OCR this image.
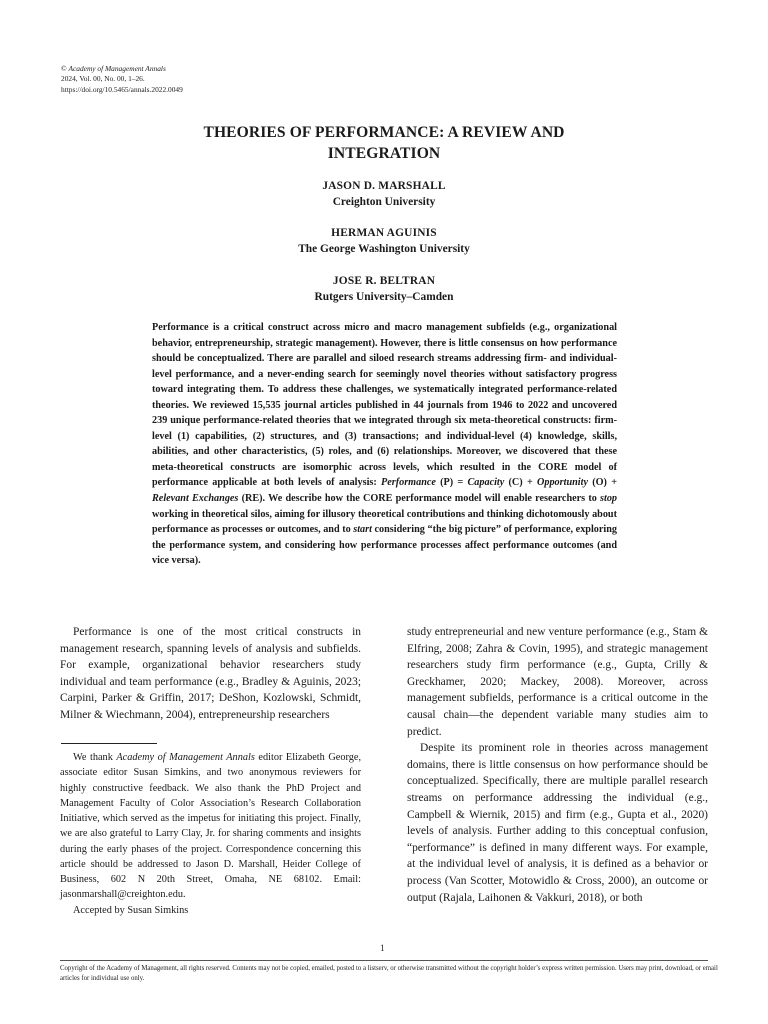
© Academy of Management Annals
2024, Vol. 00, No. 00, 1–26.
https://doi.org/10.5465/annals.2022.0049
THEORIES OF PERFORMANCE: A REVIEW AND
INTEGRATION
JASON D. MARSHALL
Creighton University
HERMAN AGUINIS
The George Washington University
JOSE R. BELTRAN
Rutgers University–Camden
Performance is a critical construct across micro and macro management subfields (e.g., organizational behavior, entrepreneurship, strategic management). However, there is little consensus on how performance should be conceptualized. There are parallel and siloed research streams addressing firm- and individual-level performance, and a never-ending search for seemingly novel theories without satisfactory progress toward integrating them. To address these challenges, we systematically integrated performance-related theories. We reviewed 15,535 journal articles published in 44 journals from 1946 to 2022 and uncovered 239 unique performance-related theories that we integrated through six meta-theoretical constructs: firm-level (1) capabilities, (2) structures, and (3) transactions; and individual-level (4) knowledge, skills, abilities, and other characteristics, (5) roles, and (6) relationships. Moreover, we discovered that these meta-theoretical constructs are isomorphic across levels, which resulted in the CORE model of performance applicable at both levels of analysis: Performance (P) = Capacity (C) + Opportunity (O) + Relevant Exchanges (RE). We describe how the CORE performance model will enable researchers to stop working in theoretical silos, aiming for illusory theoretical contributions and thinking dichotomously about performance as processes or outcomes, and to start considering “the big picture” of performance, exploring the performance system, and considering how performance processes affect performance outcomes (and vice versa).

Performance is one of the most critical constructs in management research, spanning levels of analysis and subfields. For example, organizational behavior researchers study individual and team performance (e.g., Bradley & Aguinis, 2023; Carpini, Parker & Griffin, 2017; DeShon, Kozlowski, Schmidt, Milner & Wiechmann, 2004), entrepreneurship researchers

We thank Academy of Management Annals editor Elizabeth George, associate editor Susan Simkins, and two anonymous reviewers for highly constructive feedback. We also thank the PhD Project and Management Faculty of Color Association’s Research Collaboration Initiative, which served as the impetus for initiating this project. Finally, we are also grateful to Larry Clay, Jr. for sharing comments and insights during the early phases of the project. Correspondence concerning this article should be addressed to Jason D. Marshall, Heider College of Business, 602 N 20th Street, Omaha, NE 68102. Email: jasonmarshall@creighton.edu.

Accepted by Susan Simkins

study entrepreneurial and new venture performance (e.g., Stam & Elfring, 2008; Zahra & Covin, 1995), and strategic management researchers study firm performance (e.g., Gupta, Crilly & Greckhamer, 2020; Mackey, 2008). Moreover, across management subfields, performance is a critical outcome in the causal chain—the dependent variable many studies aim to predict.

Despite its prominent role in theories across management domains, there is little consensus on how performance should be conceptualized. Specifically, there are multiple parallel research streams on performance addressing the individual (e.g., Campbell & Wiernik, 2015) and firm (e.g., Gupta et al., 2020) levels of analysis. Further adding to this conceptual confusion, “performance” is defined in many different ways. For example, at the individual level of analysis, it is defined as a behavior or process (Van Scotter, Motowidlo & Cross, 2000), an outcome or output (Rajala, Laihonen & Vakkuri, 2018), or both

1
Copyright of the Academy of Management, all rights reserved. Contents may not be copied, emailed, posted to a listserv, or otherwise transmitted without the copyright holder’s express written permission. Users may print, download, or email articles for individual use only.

◆ ◆ ◆ ◆

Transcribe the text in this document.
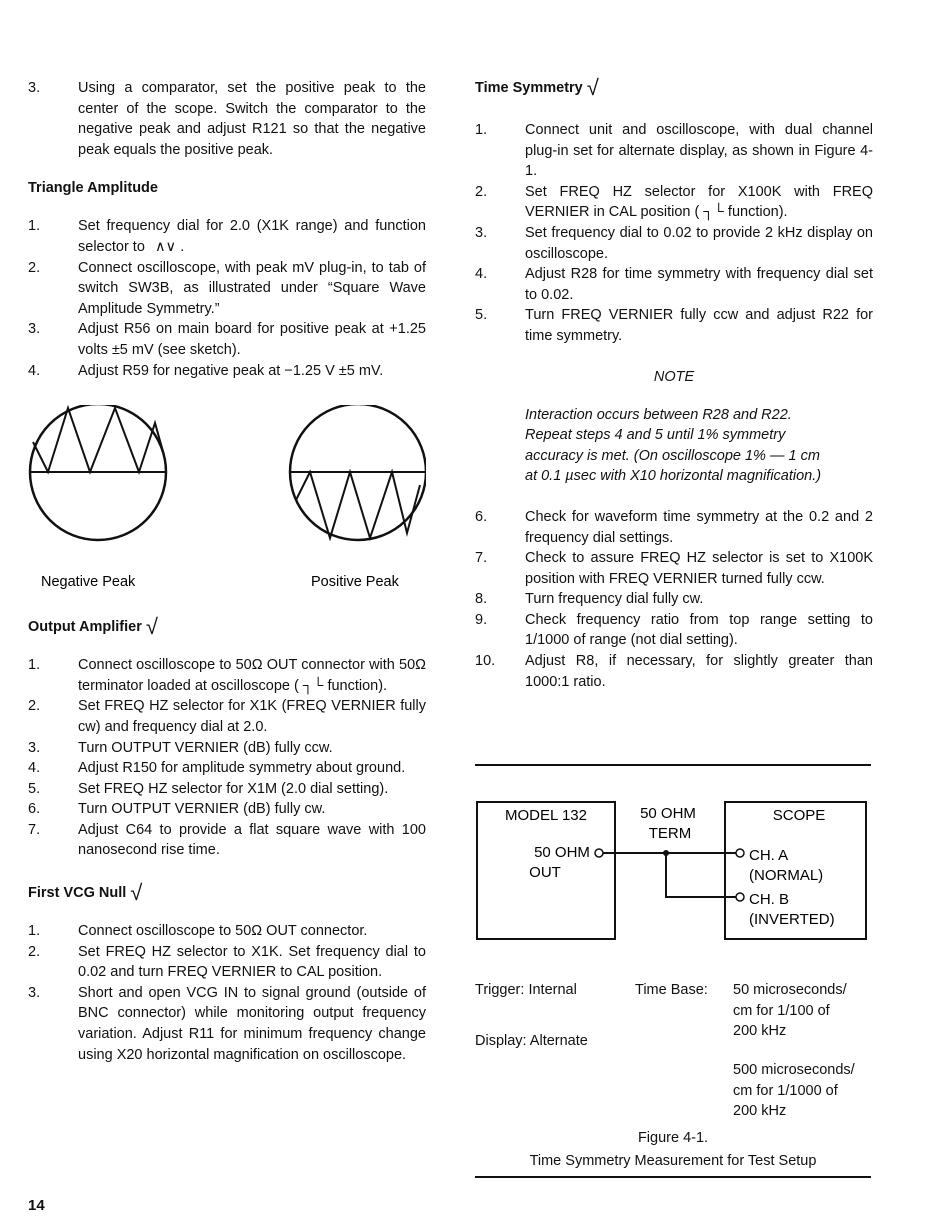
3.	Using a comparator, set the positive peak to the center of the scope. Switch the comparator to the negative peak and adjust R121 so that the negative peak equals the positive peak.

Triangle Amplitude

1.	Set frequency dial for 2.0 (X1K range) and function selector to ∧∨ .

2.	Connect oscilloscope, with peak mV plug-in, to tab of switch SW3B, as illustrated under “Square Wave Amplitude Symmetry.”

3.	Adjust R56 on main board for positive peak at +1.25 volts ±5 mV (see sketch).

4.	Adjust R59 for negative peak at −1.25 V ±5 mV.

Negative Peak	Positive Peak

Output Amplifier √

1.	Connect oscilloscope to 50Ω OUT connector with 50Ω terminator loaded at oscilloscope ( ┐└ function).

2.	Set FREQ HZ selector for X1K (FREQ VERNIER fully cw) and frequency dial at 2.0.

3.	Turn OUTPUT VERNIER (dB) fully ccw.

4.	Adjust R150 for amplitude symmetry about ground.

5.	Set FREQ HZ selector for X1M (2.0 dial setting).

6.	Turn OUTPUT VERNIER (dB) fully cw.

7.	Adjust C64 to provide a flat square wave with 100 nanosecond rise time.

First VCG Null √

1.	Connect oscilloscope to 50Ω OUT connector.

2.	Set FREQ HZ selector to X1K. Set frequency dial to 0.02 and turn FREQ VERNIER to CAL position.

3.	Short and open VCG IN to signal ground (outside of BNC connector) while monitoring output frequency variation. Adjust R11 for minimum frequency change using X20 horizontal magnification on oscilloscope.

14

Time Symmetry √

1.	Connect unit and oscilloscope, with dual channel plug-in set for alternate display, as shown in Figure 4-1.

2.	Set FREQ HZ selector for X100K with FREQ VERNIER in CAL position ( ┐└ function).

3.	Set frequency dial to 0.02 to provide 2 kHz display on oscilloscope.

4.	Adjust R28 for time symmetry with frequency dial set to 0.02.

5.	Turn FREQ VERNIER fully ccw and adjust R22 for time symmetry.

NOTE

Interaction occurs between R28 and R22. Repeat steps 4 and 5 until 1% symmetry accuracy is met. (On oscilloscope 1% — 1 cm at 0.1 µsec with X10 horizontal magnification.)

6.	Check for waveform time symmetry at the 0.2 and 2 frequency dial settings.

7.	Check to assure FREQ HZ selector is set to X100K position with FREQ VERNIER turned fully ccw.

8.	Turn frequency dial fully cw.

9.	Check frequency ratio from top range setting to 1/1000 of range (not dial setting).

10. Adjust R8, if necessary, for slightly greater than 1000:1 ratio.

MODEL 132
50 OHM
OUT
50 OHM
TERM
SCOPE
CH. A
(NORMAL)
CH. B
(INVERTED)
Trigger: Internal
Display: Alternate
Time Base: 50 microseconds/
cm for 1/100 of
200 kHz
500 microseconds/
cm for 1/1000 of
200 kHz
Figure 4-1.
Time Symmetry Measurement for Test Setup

◆ ◆ ◆ ◆

* _Goal_
What is the number of lines in this material that hold the string "selector"? Answer with that number only.

* _Final result_
6